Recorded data
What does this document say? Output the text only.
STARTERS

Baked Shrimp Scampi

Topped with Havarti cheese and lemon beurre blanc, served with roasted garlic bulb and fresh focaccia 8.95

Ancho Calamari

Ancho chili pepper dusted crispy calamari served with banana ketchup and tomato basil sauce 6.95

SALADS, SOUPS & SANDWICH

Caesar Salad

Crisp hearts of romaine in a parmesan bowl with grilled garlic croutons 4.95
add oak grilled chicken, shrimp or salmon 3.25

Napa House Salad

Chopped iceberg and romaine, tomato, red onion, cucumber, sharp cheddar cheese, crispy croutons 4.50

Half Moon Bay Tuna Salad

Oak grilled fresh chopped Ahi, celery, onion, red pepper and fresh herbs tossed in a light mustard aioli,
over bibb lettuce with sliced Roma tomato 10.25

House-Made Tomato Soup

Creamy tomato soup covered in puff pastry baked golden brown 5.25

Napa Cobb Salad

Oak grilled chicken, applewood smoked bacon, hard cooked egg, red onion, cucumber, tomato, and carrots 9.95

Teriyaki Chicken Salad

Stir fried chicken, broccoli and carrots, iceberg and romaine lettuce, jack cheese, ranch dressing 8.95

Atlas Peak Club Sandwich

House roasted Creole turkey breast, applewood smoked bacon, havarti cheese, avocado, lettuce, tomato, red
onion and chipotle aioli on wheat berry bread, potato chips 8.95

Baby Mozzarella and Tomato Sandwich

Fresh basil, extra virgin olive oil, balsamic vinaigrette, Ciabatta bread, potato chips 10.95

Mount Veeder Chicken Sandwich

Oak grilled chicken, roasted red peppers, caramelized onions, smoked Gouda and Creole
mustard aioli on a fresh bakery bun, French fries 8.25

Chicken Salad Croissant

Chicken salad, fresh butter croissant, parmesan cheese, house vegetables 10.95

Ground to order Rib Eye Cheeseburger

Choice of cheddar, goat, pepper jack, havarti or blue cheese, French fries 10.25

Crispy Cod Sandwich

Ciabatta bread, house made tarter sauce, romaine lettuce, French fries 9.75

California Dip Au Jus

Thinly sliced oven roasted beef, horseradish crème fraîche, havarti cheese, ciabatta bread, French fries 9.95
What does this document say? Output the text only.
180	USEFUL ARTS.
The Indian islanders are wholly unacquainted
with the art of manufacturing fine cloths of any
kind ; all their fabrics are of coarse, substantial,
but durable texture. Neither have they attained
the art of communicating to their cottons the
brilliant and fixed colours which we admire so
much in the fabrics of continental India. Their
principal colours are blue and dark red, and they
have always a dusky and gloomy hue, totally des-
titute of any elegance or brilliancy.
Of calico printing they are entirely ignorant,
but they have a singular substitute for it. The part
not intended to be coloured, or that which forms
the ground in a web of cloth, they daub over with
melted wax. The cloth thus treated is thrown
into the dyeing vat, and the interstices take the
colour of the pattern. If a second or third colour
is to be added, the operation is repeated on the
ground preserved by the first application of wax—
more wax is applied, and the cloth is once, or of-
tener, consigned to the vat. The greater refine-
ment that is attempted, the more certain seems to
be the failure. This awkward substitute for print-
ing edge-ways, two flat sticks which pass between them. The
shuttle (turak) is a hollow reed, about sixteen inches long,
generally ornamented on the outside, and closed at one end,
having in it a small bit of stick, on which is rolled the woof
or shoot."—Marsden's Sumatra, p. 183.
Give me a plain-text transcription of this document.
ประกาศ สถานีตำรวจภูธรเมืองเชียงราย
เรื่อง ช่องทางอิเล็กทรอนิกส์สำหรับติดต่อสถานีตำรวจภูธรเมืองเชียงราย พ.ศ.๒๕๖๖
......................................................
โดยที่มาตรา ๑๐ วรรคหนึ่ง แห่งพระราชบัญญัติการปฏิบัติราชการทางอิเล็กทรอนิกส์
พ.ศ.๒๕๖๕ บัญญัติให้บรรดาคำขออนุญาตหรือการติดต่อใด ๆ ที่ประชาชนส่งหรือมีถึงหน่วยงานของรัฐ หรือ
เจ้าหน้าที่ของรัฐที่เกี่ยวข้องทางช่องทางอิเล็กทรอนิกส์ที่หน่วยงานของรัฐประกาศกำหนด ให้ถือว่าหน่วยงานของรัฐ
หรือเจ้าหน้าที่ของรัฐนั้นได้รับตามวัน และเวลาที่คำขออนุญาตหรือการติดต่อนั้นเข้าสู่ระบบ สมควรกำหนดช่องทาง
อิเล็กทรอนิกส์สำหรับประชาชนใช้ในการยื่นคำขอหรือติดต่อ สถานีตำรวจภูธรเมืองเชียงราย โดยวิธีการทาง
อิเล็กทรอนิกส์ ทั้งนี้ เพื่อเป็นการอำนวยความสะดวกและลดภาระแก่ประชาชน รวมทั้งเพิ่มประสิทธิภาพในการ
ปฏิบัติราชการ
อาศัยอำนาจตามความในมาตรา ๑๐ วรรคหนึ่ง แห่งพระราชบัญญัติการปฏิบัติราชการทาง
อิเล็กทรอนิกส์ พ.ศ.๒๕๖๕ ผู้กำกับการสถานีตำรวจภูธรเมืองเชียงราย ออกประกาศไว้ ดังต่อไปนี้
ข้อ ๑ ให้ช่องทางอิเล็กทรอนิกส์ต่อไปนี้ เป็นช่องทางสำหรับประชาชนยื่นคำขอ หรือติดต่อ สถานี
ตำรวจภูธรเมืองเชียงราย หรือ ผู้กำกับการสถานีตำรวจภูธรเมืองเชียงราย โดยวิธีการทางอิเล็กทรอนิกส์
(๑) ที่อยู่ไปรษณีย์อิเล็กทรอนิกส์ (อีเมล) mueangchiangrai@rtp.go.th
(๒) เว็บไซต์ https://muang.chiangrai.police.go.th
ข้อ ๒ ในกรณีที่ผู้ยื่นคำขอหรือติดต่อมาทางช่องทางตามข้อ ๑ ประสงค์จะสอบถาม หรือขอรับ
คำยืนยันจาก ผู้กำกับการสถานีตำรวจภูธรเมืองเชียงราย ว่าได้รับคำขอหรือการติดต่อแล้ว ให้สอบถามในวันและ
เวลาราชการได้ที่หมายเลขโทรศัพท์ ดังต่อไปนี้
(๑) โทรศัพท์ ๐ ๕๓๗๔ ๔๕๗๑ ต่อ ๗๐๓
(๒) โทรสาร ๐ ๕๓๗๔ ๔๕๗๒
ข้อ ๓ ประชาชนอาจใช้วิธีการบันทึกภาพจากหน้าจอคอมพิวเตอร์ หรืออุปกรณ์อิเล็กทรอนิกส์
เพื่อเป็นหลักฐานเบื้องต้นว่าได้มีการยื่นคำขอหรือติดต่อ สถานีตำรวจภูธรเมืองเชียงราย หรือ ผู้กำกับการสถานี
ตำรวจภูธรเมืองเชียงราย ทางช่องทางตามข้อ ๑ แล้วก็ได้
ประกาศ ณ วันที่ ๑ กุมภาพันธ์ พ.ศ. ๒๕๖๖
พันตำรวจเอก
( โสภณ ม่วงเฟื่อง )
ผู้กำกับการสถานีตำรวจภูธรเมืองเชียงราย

### EXERCISE DESCRIPTION
Copy each line of the data exactly, leaving nothing out.

### SOLVED EXERCISE
What does this document say? Output the text only.
STARTERS

Baked Shrimp Scampi

Topped with Havarti cheese and lemon beurre blanc, served with roasted garlic bulb and fresh focaccia 8.95

Ancho Calamari

Ancho chili pepper dusted crispy calamari served with banana ketchup and tomato basil sauce 6.95

SALADS, SOUPS & SANDWICH

Caesar Salad

Crisp hearts of romaine in a parmesan bowl with grilled garlic croutons 4.95
add oak grilled chicken, shrimp or salmon 3.25

Napa House Salad

Chopped iceberg and romaine, tomato, red onion, cucumber, sharp cheddar cheese, crispy croutons 4.50

Half Moon Bay Tuna Salad

Oak grilled fresh chopped Ahi, celery, onion, red pepper and fresh herbs tossed in a light mustard aioli,
over bibb lettuce with sliced Roma tomato 10.25

House-Made Tomato Soup

Creamy tomato soup covered in puff pastry baked golden brown 5.25

Napa Cobb Salad

Oak grilled chicken, applewood smoked bacon, hard cooked egg, red onion, cucumber, tomato, and carrots 9.95

Teriyaki Chicken Salad

Stir fried chicken, broccoli and carrots, iceberg and romaine lettuce, jack cheese, ranch dressing 8.95

Atlas Peak Club Sandwich

House roasted Creole turkey breast, applewood smoked bacon, havarti cheese, avocado, lettuce, tomato, red
onion and chipotle aioli on wheat berry bread, potato chips 8.95

Baby Mozzarella and Tomato Sandwich

Fresh basil, extra virgin olive oil, balsamic vinaigrette, Ciabatta bread, potato chips 10.95

Mount Veeder Chicken Sandwich

Oak grilled chicken, roasted red peppers, caramelized onions, smoked Gouda and Creole
mustard aioli on a fresh bakery bun, French fries 8.25

Chicken Salad Croissant

Chicken salad, fresh butter croissant, parmesan cheese, house vegetables 10.95

Ground to order Rib Eye Cheeseburger

Choice of cheddar, goat, pepper jack, havarti or blue cheese, French fries 10.25

Crispy Cod Sandwich

Ciabatta bread, house made tarter sauce, romaine lettuce, French fries 9.75

California Dip Au Jus

Thinly sliced oven roasted beef, horseradish crème fraîche, havarti cheese, ciabatta bread, French fries 9.95
What does this document say? Output the text only.
180	USEFUL ARTS.
The Indian islanders are wholly unacquainted
with the art of manufacturing fine cloths of any
kind ; all their fabrics are of coarse, substantial,
but durable texture. Neither have they attained
the art of communicating to their cottons the
brilliant and fixed colours which we admire so
much in the fabrics of continental India. Their
principal colours are blue and dark red, and they
have always a dusky and gloomy hue, totally des-
titute of any elegance or brilliancy.
Of calico printing they are entirely ignorant,
but they have a singular substitute for it. The part
not intended to be coloured, or that which forms
the ground in a web of cloth, they daub over with
melted wax. The cloth thus treated is thrown
into the dyeing vat, and the interstices take the
colour of the pattern. If a second or third colour
is to be added, the operation is repeated on the
ground preserved by the first application of wax—
more wax is applied, and the cloth is once, or of-
tener, consigned to the vat. The greater refine-
ment that is attempted, the more certain seems to
be the failure. This awkward substitute for print-
ing edge-ways, two flat sticks which pass between them. The
shuttle (turak) is a hollow reed, about sixteen inches long,
generally ornamented on the outside, and closed at one end,
having in it a small bit of stick, on which is rolled the woof
or shoot."—Marsden's Sumatra, p. 183.
Give me a plain-text transcription of this document.
ประกาศ สถานีตำรวจภูธรเมืองเชียงราย
เรื่อง ช่องทางอิเล็กทรอนิกส์สำหรับติดต่อสถานีตำรวจภูธรเมืองเชียงราย พ.ศ.๒๕๖๖
......................................................
โดยที่มาตรา ๑๐ วรรคหนึ่ง แห่งพระราชบัญญัติการปฏิบัติราชการทางอิเล็กทรอนิกส์
พ.ศ.๒๕๖๕ บัญญัติให้บรรดาคำขออนุญาตหรือการติดต่อใด ๆ ที่ประชาชนส่งหรือมีถึงหน่วยงานของรัฐ หรือ
เจ้าหน้าที่ของรัฐที่เกี่ยวข้องทางช่องทางอิเล็กทรอนิกส์ที่หน่วยงานของรัฐประกาศกำหนด ให้ถือว่าหน่วยงานของรัฐ
หรือเจ้าหน้าที่ของรัฐนั้นได้รับตามวัน และเวลาที่คำขออนุญาตหรือการติดต่อนั้นเข้าสู่ระบบ สมควรกำหนดช่องทาง
อิเล็กทรอนิกส์สำหรับประชาชนใช้ในการยื่นคำขอหรือติดต่อ สถานีตำรวจภูธรเมืองเชียงราย โดยวิธีการทาง
อิเล็กทรอนิกส์ ทั้งนี้ เพื่อเป็นการอำนวยความสะดวกและลดภาระแก่ประชาชน รวมทั้งเพิ่มประสิทธิภาพในการ
ปฏิบัติราชการ
อาศัยอำนาจตามความในมาตรา ๑๐ วรรคหนึ่ง แห่งพระราชบัญญัติการปฏิบัติราชการทาง
อิเล็กทรอนิกส์ พ.ศ.๒๕๖๕ ผู้กำกับการสถานีตำรวจภูธรเมืองเชียงราย ออกประกาศไว้ ดังต่อไปนี้
ข้อ ๑ ให้ช่องทางอิเล็กทรอนิกส์ต่อไปนี้ เป็นช่องทางสำหรับประชาชนยื่นคำขอ หรือติดต่อ สถานี
ตำรวจภูธรเมืองเชียงราย หรือ ผู้กำกับการสถานีตำรวจภูธรเมืองเชียงราย โดยวิธีการทางอิเล็กทรอนิกส์
(๑) ที่อยู่ไปรษณีย์อิเล็กทรอนิกส์ (อีเมล) mueangchiangrai@rtp.go.th
(๒) เว็บไซต์ https://muang.chiangrai.police.go.th
ข้อ ๒ ในกรณีที่ผู้ยื่นคำขอหรือติดต่อมาทางช่องทางตามข้อ ๑ ประสงค์จะสอบถาม หรือขอรับ
คำยืนยันจาก ผู้กำกับการสถานีตำรวจภูธรเมืองเชียงราย ว่าได้รับคำขอหรือการติดต่อแล้ว ให้สอบถามในวันและ
เวลาราชการได้ที่หมายเลขโทรศัพท์ ดังต่อไปนี้
(๑) โทรศัพท์ ๐ ๕๓๗๔ ๔๕๗๑ ต่อ ๗๐๓
(๒) โทรสาร ๐ ๕๓๗๔ ๔๕๗๒
ข้อ ๓ ประชาชนอาจใช้วิธีการบันทึกภาพจากหน้าจอคอมพิวเตอร์ หรืออุปกรณ์อิเล็กทรอนิกส์
เพื่อเป็นหลักฐานเบื้องต้นว่าได้มีการยื่นคำขอหรือติดต่อ สถานีตำรวจภูธรเมืองเชียงราย หรือ ผู้กำกับการสถานี
ตำรวจภูธรเมืองเชียงราย ทางช่องทางตามข้อ ๑ แล้วก็ได้
ประกาศ ณ วันที่ ๑ กุมภาพันธ์ พ.ศ. ๒๕๖๖
พันตำรวจเอก
( โสภณ ม่วงเฟื่อง )
ผู้กำกับการสถานีตำรวจภูธรเมืองเชียงราย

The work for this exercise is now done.